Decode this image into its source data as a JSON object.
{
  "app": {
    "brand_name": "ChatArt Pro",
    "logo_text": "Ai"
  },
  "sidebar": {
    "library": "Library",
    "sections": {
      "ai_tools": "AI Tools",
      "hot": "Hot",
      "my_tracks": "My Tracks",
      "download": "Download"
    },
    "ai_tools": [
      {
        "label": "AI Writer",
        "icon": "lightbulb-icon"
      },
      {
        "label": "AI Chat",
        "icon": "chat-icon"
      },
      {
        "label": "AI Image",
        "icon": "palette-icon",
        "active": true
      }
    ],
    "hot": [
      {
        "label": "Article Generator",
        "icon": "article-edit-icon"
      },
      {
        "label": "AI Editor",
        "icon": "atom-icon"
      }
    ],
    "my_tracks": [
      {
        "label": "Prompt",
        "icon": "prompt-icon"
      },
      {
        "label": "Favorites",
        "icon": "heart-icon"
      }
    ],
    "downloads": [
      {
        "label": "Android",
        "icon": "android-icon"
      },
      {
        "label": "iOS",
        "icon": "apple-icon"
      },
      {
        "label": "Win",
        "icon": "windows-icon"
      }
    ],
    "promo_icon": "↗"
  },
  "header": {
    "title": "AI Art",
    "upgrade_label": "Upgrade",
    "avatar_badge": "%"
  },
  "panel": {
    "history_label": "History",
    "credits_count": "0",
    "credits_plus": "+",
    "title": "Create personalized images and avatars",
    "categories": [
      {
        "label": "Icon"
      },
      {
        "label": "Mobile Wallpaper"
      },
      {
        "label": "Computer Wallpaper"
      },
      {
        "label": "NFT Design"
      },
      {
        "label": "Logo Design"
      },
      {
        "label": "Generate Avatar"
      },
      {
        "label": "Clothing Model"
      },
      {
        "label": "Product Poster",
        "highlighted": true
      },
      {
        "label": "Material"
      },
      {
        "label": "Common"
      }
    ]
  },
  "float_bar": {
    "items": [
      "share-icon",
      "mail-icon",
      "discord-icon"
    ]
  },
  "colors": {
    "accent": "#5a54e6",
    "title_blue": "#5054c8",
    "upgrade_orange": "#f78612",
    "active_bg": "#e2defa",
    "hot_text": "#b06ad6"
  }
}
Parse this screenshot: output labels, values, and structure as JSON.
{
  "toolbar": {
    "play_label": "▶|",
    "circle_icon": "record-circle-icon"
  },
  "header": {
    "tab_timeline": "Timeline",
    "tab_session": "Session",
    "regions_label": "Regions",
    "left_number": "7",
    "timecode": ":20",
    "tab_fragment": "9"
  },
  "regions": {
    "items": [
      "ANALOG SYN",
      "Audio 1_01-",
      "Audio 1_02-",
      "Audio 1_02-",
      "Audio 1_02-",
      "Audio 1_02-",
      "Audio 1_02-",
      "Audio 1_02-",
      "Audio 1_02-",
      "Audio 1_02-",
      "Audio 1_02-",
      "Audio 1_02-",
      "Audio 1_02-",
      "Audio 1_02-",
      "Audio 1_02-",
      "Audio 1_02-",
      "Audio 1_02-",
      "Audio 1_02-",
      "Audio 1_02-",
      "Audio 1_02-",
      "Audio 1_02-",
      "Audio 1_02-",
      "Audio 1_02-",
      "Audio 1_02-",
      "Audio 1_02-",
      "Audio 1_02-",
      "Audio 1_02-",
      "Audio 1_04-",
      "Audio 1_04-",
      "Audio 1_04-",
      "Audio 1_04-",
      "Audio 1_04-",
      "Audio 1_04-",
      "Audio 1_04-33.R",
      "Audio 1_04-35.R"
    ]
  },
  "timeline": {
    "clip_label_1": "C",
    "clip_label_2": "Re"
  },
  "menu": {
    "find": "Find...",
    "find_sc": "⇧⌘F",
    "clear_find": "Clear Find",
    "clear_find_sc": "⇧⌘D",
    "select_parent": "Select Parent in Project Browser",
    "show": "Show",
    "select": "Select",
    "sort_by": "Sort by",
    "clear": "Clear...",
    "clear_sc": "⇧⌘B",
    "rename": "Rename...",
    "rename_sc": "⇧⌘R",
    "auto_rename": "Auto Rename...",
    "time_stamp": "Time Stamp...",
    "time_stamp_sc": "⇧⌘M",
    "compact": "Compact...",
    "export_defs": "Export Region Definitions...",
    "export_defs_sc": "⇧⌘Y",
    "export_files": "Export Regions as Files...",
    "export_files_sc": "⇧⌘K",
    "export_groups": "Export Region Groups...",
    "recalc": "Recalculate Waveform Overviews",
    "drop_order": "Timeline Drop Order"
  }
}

Given instruction -> Return the entries above exactly as they appear.

Worked solution ->
Decode this image into its source data as a JSON object.
{
  "app": {
    "brand_name": "ChatArt Pro",
    "logo_text": "Ai"
  },
  "sidebar": {
    "library": "Library",
    "sections": {
      "ai_tools": "AI Tools",
      "hot": "Hot",
      "my_tracks": "My Tracks",
      "download": "Download"
    },
    "ai_tools": [
      {
        "label": "AI Writer",
        "icon": "lightbulb-icon"
      },
      {
        "label": "AI Chat",
        "icon": "chat-icon"
      },
      {
        "label": "AI Image",
        "icon": "palette-icon",
        "active": true
      }
    ],
    "hot": [
      {
        "label": "Article Generator",
        "icon": "article-edit-icon"
      },
      {
        "label": "AI Editor",
        "icon": "atom-icon"
      }
    ],
    "my_tracks": [
      {
        "label": "Prompt",
        "icon": "prompt-icon"
      },
      {
        "label": "Favorites",
        "icon": "heart-icon"
      }
    ],
    "downloads": [
      {
        "label": "Android",
        "icon": "android-icon"
      },
      {
        "label": "iOS",
        "icon": "apple-icon"
      },
      {
        "label": "Win",
        "icon": "windows-icon"
      }
    ],
    "promo_icon": "↗"
  },
  "header": {
    "title": "AI Art",
    "upgrade_label": "Upgrade",
    "avatar_badge": "%"
  },
  "panel": {
    "history_label": "History",
    "credits_count": "0",
    "credits_plus": "+",
    "title": "Create personalized images and avatars",
    "categories": [
      {
        "label": "Icon"
      },
      {
        "label": "Mobile Wallpaper"
      },
      {
        "label": "Computer Wallpaper"
      },
      {
        "label": "NFT Design"
      },
      {
        "label": "Logo Design"
      },
      {
        "label": "Generate Avatar"
      },
      {
        "label": "Clothing Model"
      },
      {
        "label": "Product Poster",
        "highlighted": true
      },
      {
        "label": "Material"
      },
      {
        "label": "Common"
      }
    ]
  },
  "float_bar": {
    "items": [
      "share-icon",
      "mail-icon",
      "discord-icon"
    ]
  },
  "colors": {
    "accent": "#5a54e6",
    "title_blue": "#5054c8",
    "upgrade_orange": "#f78612",
    "active_bg": "#e2defa",
    "hot_text": "#b06ad6"
  }
}
Parse this screenshot: output labels, values, and structure as JSON.
{
  "toolbar": {
    "play_label": "▶|",
    "circle_icon": "record-circle-icon"
  },
  "header": {
    "tab_timeline": "Timeline",
    "tab_session": "Session",
    "regions_label": "Regions",
    "left_number": "7",
    "timecode": ":20",
    "tab_fragment": "9"
  },
  "regions": {
    "items": [
      "ANALOG SYN",
      "Audio 1_01-",
      "Audio 1_02-",
      "Audio 1_02-",
      "Audio 1_02-",
      "Audio 1_02-",
      "Audio 1_02-",
      "Audio 1_02-",
      "Audio 1_02-",
      "Audio 1_02-",
      "Audio 1_02-",
      "Audio 1_02-",
      "Audio 1_02-",
      "Audio 1_02-",
      "Audio 1_02-",
      "Audio 1_02-",
      "Audio 1_02-",
      "Audio 1_02-",
      "Audio 1_02-",
      "Audio 1_02-",
      "Audio 1_02-",
      "Audio 1_02-",
      "Audio 1_02-",
      "Audio 1_02-",
      "Audio 1_02-",
      "Audio 1_02-",
      "Audio 1_02-",
      "Audio 1_04-",
      "Audio 1_04-",
      "Audio 1_04-",
      "Audio 1_04-",
      "Audio 1_04-",
      "Audio 1_04-",
      "Audio 1_04-33.R",
      "Audio 1_04-35.R"
    ]
  },
  "timeline": {
    "clip_label_1": "C",
    "clip_label_2": "Re"
  },
  "menu": {
    "find": "Find...",
    "find_sc": "⇧⌘F",
    "clear_find": "Clear Find",
    "clear_find_sc": "⇧⌘D",
    "select_parent": "Select Parent in Project Browser",
    "show": "Show",
    "select": "Select",
    "sort_by": "Sort by",
    "clear": "Clear...",
    "clear_sc": "⇧⌘B",
    "rename": "Rename...",
    "rename_sc": "⇧⌘R",
    "auto_rename": "Auto Rename...",
    "time_stamp": "Time Stamp...",
    "time_stamp_sc": "⇧⌘M",
    "compact": "Compact...",
    "export_defs": "Export Region Definitions...",
    "export_defs_sc": "⇧⌘Y",
    "export_files": "Export Regions as Files...",
    "export_files_sc": "⇧⌘K",
    "export_groups": "Export Region Groups...",
    "recalc": "Recalculate Waveform Overviews",
    "drop_order": "Timeline Drop Order"
  }
}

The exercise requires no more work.